--- Begin Data rows ---
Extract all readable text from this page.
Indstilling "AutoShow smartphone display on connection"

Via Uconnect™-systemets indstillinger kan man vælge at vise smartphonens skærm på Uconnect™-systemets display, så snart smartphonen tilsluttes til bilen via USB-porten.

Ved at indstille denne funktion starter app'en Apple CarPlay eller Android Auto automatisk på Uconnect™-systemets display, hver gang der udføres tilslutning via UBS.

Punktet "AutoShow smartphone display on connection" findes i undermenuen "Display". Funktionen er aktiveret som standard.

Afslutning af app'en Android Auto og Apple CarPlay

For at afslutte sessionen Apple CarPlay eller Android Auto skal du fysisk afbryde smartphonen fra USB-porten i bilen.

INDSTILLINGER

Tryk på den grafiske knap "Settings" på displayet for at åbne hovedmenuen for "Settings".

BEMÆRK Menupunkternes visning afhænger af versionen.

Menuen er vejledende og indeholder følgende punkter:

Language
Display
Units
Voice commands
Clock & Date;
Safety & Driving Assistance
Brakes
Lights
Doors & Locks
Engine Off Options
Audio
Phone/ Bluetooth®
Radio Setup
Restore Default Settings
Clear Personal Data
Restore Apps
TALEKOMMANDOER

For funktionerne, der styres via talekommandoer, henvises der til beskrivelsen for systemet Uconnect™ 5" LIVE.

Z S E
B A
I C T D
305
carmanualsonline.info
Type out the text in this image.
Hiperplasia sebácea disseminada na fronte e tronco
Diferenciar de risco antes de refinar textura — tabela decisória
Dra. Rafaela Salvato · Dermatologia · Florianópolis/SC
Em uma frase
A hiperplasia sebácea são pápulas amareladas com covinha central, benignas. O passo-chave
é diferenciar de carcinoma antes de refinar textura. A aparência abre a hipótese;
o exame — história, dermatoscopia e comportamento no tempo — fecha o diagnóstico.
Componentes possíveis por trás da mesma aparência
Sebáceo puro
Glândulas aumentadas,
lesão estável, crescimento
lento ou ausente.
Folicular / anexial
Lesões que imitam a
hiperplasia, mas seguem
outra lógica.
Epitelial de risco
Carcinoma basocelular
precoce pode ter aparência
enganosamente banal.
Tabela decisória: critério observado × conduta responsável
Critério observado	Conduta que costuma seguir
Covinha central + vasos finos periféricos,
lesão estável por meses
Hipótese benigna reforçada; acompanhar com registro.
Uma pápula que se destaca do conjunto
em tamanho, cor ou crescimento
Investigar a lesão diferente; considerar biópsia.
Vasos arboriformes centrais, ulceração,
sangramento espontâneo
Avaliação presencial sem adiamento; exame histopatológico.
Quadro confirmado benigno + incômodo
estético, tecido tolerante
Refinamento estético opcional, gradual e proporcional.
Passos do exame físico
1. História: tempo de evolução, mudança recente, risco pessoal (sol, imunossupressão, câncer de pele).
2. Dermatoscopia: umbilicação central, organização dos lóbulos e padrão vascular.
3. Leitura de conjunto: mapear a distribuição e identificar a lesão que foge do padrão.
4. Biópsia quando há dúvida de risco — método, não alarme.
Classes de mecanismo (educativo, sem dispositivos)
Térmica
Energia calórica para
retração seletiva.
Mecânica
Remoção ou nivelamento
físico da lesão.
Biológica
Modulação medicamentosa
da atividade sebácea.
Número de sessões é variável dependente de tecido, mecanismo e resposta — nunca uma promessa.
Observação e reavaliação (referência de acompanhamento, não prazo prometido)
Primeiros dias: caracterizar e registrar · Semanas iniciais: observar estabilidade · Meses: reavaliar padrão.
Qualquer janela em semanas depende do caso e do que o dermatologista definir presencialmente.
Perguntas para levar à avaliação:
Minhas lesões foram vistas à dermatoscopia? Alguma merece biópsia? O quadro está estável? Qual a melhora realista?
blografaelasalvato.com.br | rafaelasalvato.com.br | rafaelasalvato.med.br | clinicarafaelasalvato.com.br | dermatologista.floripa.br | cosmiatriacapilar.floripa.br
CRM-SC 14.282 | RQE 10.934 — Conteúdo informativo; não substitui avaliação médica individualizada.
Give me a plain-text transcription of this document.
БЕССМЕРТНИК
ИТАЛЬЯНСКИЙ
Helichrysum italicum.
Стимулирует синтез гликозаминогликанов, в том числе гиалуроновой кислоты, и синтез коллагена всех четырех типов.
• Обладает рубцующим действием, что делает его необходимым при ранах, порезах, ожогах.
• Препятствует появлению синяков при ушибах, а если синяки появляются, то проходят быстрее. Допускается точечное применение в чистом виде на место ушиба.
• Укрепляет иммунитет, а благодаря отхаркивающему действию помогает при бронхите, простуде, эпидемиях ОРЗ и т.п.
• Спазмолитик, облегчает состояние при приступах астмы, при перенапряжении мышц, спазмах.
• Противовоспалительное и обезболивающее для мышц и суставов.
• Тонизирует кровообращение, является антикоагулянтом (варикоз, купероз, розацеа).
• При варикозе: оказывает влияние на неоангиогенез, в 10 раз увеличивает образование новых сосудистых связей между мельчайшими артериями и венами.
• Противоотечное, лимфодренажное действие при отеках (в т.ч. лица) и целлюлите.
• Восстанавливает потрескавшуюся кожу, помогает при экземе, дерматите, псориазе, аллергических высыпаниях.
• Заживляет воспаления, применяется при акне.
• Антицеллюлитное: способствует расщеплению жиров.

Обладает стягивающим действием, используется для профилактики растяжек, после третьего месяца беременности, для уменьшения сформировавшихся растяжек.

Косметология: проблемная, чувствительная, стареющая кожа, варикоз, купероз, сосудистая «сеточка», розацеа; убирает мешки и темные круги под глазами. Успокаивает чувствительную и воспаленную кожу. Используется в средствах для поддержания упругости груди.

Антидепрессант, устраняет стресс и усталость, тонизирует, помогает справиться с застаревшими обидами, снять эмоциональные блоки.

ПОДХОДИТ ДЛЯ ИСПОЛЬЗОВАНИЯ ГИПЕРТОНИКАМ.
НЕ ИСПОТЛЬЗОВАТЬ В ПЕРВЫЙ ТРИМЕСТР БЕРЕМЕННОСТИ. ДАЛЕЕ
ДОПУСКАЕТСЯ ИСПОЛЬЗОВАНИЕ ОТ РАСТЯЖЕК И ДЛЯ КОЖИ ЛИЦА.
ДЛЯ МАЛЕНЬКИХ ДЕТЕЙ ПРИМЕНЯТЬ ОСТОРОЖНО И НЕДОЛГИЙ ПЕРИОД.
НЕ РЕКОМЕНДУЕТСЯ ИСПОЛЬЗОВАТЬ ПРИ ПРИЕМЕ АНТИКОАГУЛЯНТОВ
--- End Data rows ---
Exercise. Pull out all lines from the entries above in which the word "físico" appears.

Written solution.
Passos do exame físico
físico da lesão.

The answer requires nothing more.